Work to be completed ▸
Print the entries that appear below, exactly as written and without their pictures.

Provided records ▸
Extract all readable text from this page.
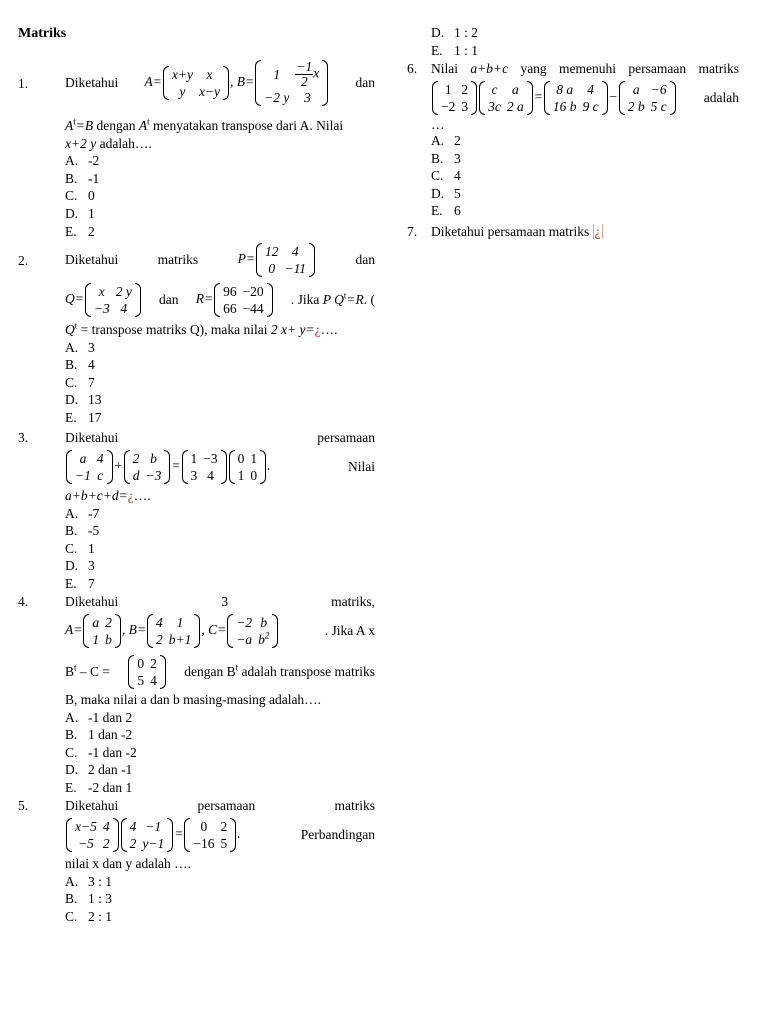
Matriks
1.	Diketahui A= x+y	x
y	x−y
, B= 1	$\frac{-1}{2}$ x
−2 y	3
dan
$A^t=B$ dengan $A^t$ menyatakan transpose dari A. Nilai
x+2 y adalah….
A. -2
B. -1
C. 0
D. 1
E. 2
2.	Diketahui	matriks	P= 12	4
0	−11
dan
Q= x	2 y
−3	4
dan R= 96	−20
66	−44
. Jika P $Q^t=R$. (
$Q^t$ = transpose matriks Q), maka nilai 2 x+ y=¿….
A. 3
B. 4
C. 7
D. 13
E. 17
3.	Diketahui	persamaan
a	4
−1	c
+ 2	b
d	−3
= 1	−3
3	4
0	1
1	0
.	Nilai
a+b+c+d=¿….
A. -7
B. -5
C. 1
D. 3
E. 7
4.	Diketahui	3	matriks,
A= a	2
1	b
, B= 4	1
2	b+1
, C= −2	b
−a	$b^2$	. Jika A x
$B^t$ – C =
0	2
5	4
dengan $B^t$ adalah transpose matriks
B, maka nilai a dan b masing-masing adalah….
A. -1 dan 2
B. 1 dan -2
C. -1 dan -2
D. 2 dan -1
E. -2 dan 1
5.	Diketahui	persamaan	matriks
x−5	4
−5	2
4	−1
2	y−1
= 0	2
−16	5
.	Perbandingan
nilai x dan y adalah ….
A. 3 : 1
B. 1 : 3
C. 2 : 1
D. 1 : 2
E. 1 : 1
6. Nilai a+b+c yang memenuhi persamaan matriks
1	2
−2	3
c	a
3c	2 a
= 8 a	4
16 b	9 c
− a	−6
2 b	5 c
adalah
…
A. 2
B. 3
C. 4
D. 5
E. 6
7. Diketahui persamaan matriks ¿
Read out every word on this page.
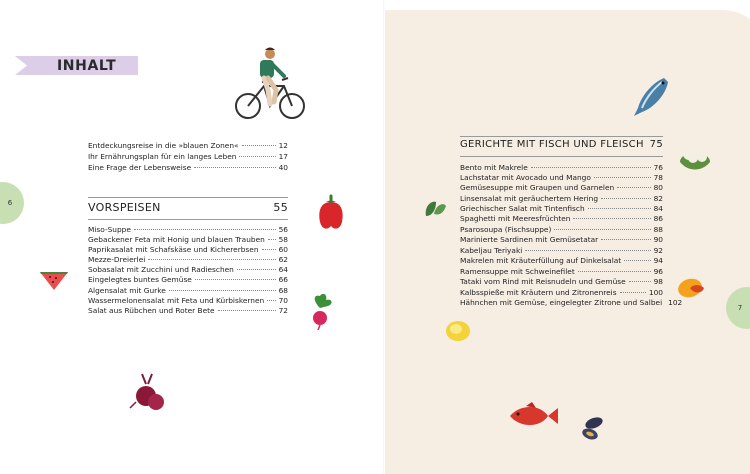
INHALT
6
7
Entdeckungsreise in die »blauen Zonen«	12
Ihr Ernährungsplan für ein langes Leben	17
Eine Frage der Lebensweise	40
VORSPEISEN	55
Miso-Suppe	56
Gebackener Feta mit Honig und blauen Trauben 58
Paprikasalat mit Schafskäse und Kichererbsen	60
Mezze-Dreierlei	62
Sobasalat mit Zucchini und Radieschen	64
Eingelegtes buntes Gemüse	66
Algensalat mit Gurke	68
Wassermelonensalat mit Feta und Kürbiskernen 70
Salat aus Rübchen und Roter Bete	72
GERICHTE MIT FISCH UND FLEISCH 75
Bento mit Makrele	76
Lachstatar mit Avocado und Mango	78
Gemüsesuppe mit Graupen und Garnelen	80
Linsensalat mit geräuchertem Hering	82
Griechischer Salat mit Tintenfisch	84
Spaghetti mit Meeresfrüchten	86
Psarosoupa (Fischsuppe)	88
Marinierte Sardinen mit Gemüsetatar	90
Kabeljau Teriyaki	92
Makrelen mit Kräuterfüllung auf Dinkelsalat	94
Ramensuppe mit Schweinefilet	96
Tataki vom Rind mit Reisnudeln und Gemüse	98
Kalbsspieße mit Kräutern und Zitronenreis	100
Hähnchen mit Gemüse, eingelegter Zitrone und Salbei 102
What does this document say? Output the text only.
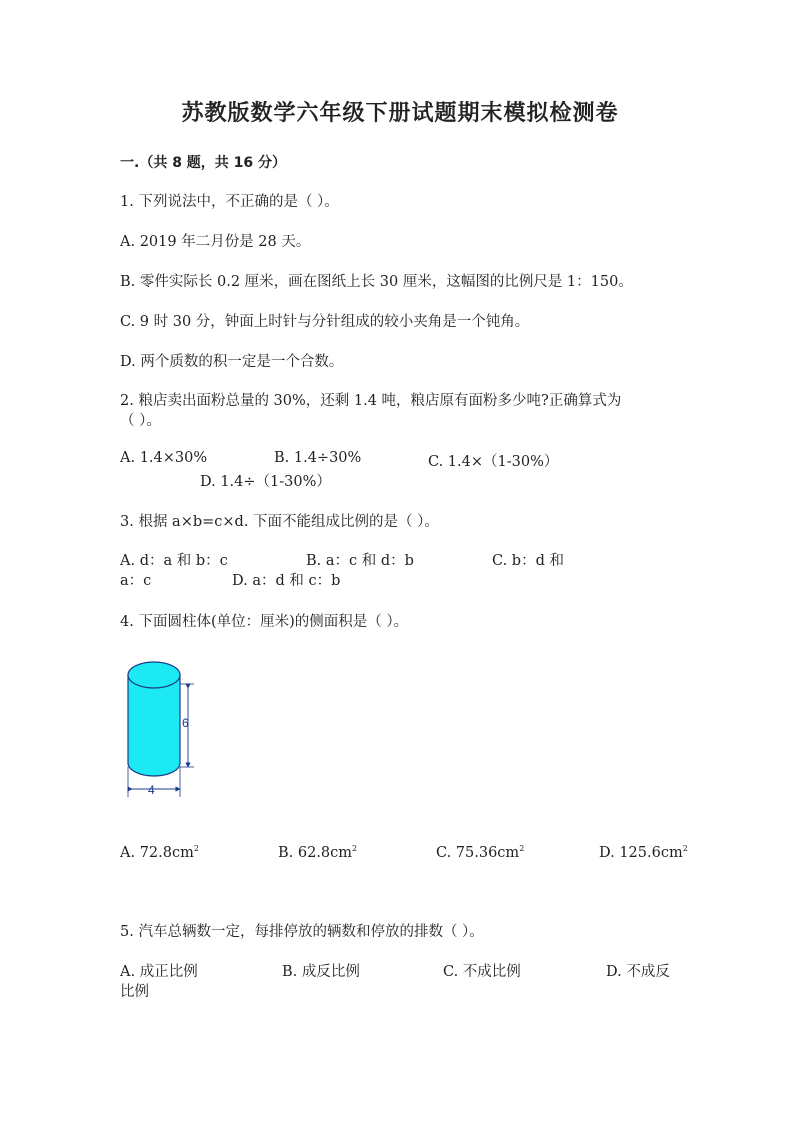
苏教版数学六年级下册试题期末模拟检测卷
一.（共 8 题，共 16 分）
1. 下列说法中，不正确的是（ ）。
A. 2019 年二月份是 28 天。
B. 零件实际长 0.2 厘米，画在图纸上长 30 厘米，这幅图的比例尺是 1：150。
C. 9 时 30 分，钟面上时针与分针组成的较小夹角是一个钝角。
D. 两个质数的积一定是一个合数。
2. 粮店卖出面粉总量的 30%，还剩 1.4 吨，粮店原有面粉多少吨?正确算式为
（ ）。
A. 1.4×30%	B. 1.4÷30%	C. 1.4×（1-30%）
D. 1.4÷（1-30%）
3. 根据 a×b=c×d. 下面不能组成比例的是（ ）。
A. d：a 和 b：c	B. a：c 和 d：b	C. b：d 和
a：c	D. a：d 和 c：b
4. 下面圆柱体(单位：厘米)的侧面积是（ ）。
6
4
A. $72.8cm^2$	B. $62.8cm^2$	C. $75.36cm^2$	D. $125.6cm^2$
5. 汽车总辆数一定，每排停放的辆数和停放的排数（ ）。
A. 成正比例	B. 成反比例	C. 不成比例	D. 不成反
比例
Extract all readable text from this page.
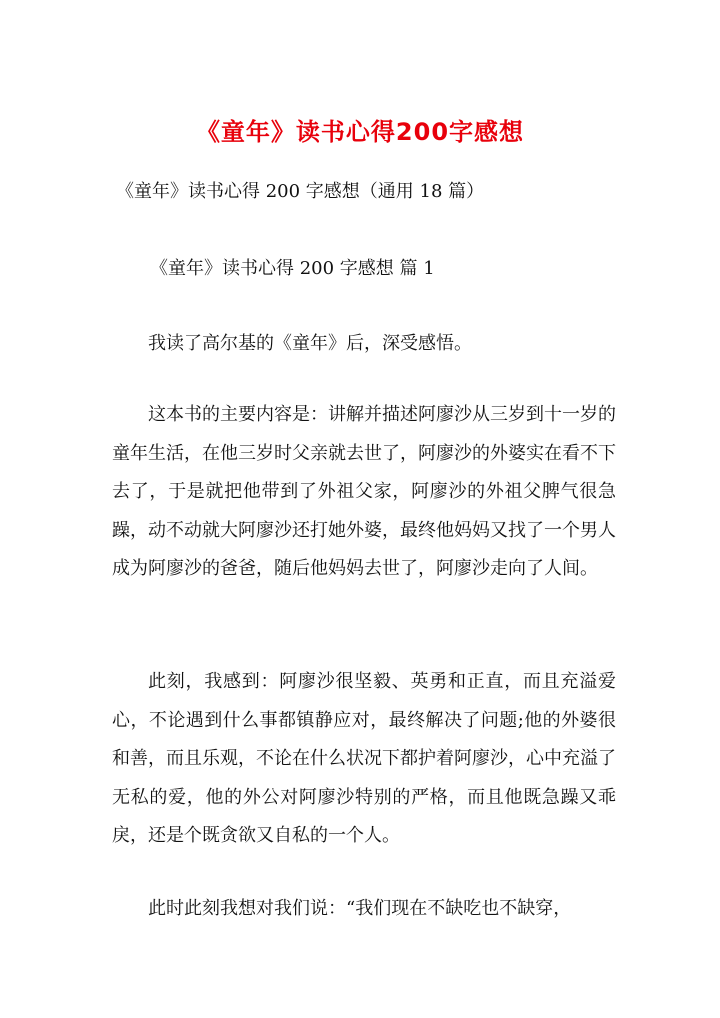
《童年》读书心得200字感想

《童年》读书心得 200 字感想（通用 18 篇）

《童年》读书心得 200 字感想 篇 1

我读了高尔基的《童年》后，深受感悟。

这本书的主要内容是：讲解并描述阿廖沙从三岁到十一岁的童年生活，在他三岁时父亲就去世了，阿廖沙的外婆实在看不下去了，于是就把他带到了外祖父家，阿廖沙的外祖父脾气很急躁，动不动就大阿廖沙还打她外婆，最终他妈妈又找了一个男人成为阿廖沙的爸爸，随后他妈妈去世了，阿廖沙走向了人间。

此刻，我感到：阿廖沙很坚毅、英勇和正直，而且充溢爱心，不论遇到什么事都镇静应对，最终解决了问题;他的外婆很和善，而且乐观，不论在什么状况下都护着阿廖沙，心中充溢了无私的爱，他的外公对阿廖沙特别的严格，而且他既急躁又乖戾，还是个既贪欲又自私的一个人。

此时此刻我想对我们说：“我们现在不缺吃也不缺穿，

Task answer ▸
Extract all readable text from this page.
Matriks
1.	Diketahui A= x+y	x
y	x−y
, B= 1	$\frac{-1}{2}$ x
−2 y	3
dan
$A^t=B$ dengan $A^t$ menyatakan transpose dari A. Nilai
x+2 y adalah….
A. -2
B. -1
C. 0
D. 1
E. 2
2.	Diketahui	matriks	P= 12	4
0	−11
dan
Q= x	2 y
−3	4
dan R= 96	−20
66	−44
. Jika P $Q^t=R$. (
$Q^t$ = transpose matriks Q), maka nilai 2 x+ y=¿….
A. 3
B. 4
C. 7
D. 13
E. 17
3.	Diketahui	persamaan
a	4
−1	c
+ 2	b
d	−3
= 1	−3
3	4
0	1
1	0
.	Nilai
a+b+c+d=¿….
A. -7
B. -5
C. 1
D. 3
E. 7
4.	Diketahui	3	matriks,
A= a	2
1	b
, B= 4	1
2	b+1
, C= −2	b
−a	$b^2$	. Jika A x
$B^t$ – C =
0	2
5	4
dengan $B^t$ adalah transpose matriks
B, maka nilai a dan b masing-masing adalah….
A. -1 dan 2
B. 1 dan -2
C. -1 dan -2
D. 2 dan -1
E. -2 dan 1
5.	Diketahui	persamaan	matriks
x−5	4
−5	2
4	−1
2	y−1
= 0	2
−16	5
.	Perbandingan
nilai x dan y adalah ….
A. 3 : 1
B. 1 : 3
C. 2 : 1
D. 1 : 2
E. 1 : 1
6. Nilai a+b+c yang memenuhi persamaan matriks
1	2
−2	3
c	a
3c	2 a
= 8 a	4
16 b	9 c
− a	−6
2 b	5 c
adalah
…
A. 2
B. 3
C. 4
D. 5
E. 6
7. Diketahui persamaan matriks ¿
Read out every word on this page.
INHALT
6
7
Entdeckungsreise in die »blauen Zonen«	12
Ihr Ernährungsplan für ein langes Leben	17
Eine Frage der Lebensweise	40
VORSPEISEN	55
Miso-Suppe	56
Gebackener Feta mit Honig und blauen Trauben 58
Paprikasalat mit Schafskäse und Kichererbsen	60
Mezze-Dreierlei	62
Sobasalat mit Zucchini und Radieschen	64
Eingelegtes buntes Gemüse	66
Algensalat mit Gurke	68
Wassermelonensalat mit Feta und Kürbiskernen 70
Salat aus Rübchen und Roter Bete	72
GERICHTE MIT FISCH UND FLEISCH 75
Bento mit Makrele	76
Lachstatar mit Avocado und Mango	78
Gemüsesuppe mit Graupen und Garnelen	80
Linsensalat mit geräuchertem Hering	82
Griechischer Salat mit Tintenfisch	84
Spaghetti mit Meeresfrüchten	86
Psarosoupa (Fischsuppe)	88
Marinierte Sardinen mit Gemüsetatar	90
Kabeljau Teriyaki	92
Makrelen mit Kräuterfüllung auf Dinkelsalat	94
Ramensuppe mit Schweinefilet	96
Tataki vom Rind mit Reisnudeln und Gemüse	98
Kalbsspieße mit Kräutern und Zitronenreis	100
Hähnchen mit Gemüse, eingelegter Zitrone und Salbei 102
What does this document say? Output the text only.
苏教版数学六年级下册试题期末模拟检测卷
一.（共 8 题，共 16 分）
1. 下列说法中，不正确的是（ ）。
A. 2019 年二月份是 28 天。
B. 零件实际长 0.2 厘米，画在图纸上长 30 厘米，这幅图的比例尺是 1：150。
C. 9 时 30 分，钟面上时针与分针组成的较小夹角是一个钝角。
D. 两个质数的积一定是一个合数。
2. 粮店卖出面粉总量的 30%，还剩 1.4 吨，粮店原有面粉多少吨?正确算式为
（ ）。
A. 1.4×30%	B. 1.4÷30%	C. 1.4×（1-30%）
D. 1.4÷（1-30%）
3. 根据 a×b=c×d. 下面不能组成比例的是（ ）。
A. d：a 和 b：c	B. a：c 和 d：b	C. b：d 和
a：c	D. a：d 和 c：b
4. 下面圆柱体(单位：厘米)的侧面积是（ ）。
6
4
A. $72.8cm^2$	B. $62.8cm^2$	C. $75.36cm^2$	D. $125.6cm^2$
5. 汽车总辆数一定，每排停放的辆数和停放的排数（ ）。
A. 成正比例	B. 成反比例	C. 不成比例	D. 不成反
比例
Extract all readable text from this page.
《童年》读书心得200字感想

《童年》读书心得 200 字感想（通用 18 篇）

《童年》读书心得 200 字感想 篇 1

我读了高尔基的《童年》后，深受感悟。

这本书的主要内容是：讲解并描述阿廖沙从三岁到十一岁的童年生活，在他三岁时父亲就去世了，阿廖沙的外婆实在看不下去了，于是就把他带到了外祖父家，阿廖沙的外祖父脾气很急躁，动不动就大阿廖沙还打她外婆，最终他妈妈又找了一个男人成为阿廖沙的爸爸，随后他妈妈去世了，阿廖沙走向了人间。

此刻，我感到：阿廖沙很坚毅、英勇和正直，而且充溢爱心，不论遇到什么事都镇静应对，最终解决了问题;他的外婆很和善，而且乐观，不论在什么状况下都护着阿廖沙，心中充溢了无私的爱，他的外公对阿廖沙特别的严格，而且他既急躁又乖戾，还是个既贪欲又自私的一个人。

此时此刻我想对我们说：“我们现在不缺吃也不缺穿，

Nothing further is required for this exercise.